>> Begin Data for processing

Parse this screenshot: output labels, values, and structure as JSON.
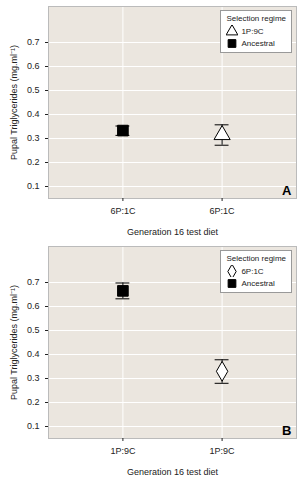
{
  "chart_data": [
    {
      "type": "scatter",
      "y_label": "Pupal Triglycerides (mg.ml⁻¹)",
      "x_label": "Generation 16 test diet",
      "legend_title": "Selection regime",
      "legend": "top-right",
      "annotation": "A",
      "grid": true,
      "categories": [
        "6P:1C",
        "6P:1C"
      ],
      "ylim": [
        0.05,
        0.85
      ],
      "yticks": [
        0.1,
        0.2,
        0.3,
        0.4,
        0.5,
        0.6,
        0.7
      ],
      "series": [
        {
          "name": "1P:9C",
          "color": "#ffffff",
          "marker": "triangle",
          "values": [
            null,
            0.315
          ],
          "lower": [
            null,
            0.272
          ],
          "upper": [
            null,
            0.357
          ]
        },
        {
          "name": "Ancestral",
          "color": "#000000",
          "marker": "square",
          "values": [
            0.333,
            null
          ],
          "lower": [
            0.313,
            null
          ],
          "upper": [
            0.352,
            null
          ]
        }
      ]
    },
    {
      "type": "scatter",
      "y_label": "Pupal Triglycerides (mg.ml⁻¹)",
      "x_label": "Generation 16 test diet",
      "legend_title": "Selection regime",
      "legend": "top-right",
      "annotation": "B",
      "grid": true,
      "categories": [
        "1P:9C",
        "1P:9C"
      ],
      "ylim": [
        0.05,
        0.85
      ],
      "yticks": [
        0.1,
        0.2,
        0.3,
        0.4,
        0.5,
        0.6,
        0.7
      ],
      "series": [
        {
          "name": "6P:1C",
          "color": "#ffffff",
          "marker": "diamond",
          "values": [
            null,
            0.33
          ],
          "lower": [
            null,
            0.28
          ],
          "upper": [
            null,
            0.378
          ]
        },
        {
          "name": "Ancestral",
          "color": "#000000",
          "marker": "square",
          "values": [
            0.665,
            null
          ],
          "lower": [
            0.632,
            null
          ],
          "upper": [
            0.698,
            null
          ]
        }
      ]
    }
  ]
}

>> End Data for processing
>> Begin Data for processing

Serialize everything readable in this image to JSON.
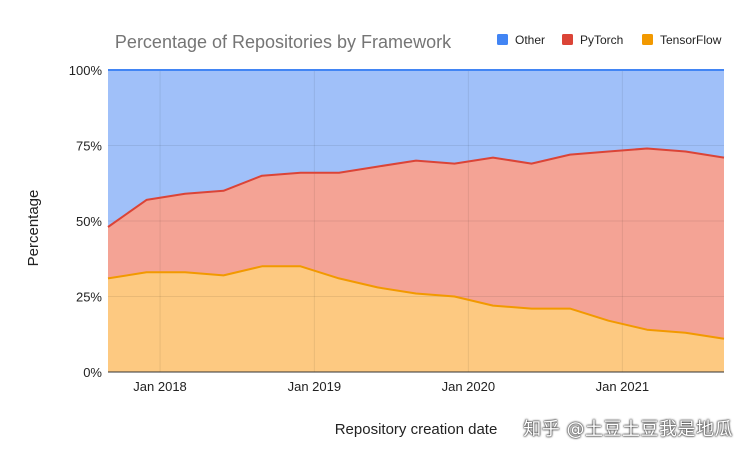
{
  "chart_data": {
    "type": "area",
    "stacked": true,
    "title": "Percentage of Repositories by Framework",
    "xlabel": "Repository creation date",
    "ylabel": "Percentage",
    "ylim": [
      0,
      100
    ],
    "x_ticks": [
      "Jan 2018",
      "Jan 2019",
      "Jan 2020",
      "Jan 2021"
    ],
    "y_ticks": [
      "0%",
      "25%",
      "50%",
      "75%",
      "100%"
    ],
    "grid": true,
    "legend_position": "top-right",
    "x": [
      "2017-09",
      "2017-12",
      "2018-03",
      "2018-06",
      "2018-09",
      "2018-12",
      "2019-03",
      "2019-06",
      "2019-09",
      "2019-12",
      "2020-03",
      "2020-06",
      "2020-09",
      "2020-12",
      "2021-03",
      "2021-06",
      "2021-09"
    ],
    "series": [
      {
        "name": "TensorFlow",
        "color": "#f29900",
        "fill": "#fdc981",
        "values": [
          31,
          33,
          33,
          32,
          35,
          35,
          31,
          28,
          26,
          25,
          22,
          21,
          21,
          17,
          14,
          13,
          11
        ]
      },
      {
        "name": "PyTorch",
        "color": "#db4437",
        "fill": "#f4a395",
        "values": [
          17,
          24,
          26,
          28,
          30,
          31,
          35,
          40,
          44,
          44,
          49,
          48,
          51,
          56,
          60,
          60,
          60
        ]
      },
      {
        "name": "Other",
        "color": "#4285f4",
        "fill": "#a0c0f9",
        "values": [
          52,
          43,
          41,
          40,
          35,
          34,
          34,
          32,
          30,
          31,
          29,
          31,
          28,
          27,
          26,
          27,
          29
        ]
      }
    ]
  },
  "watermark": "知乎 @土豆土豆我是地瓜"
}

>> End Data for processing

#### [Exercise brief]
Filter the data, keeping only the lines that contain "name".

#### [Result of the exercise]
          "name": "1P:9C",
          "name": "Ancestral",
          "name": "6P:1C",
          "name": "Ancestral",
        "name": "TensorFlow",
        "name": "PyTorch",
        "name": "Other",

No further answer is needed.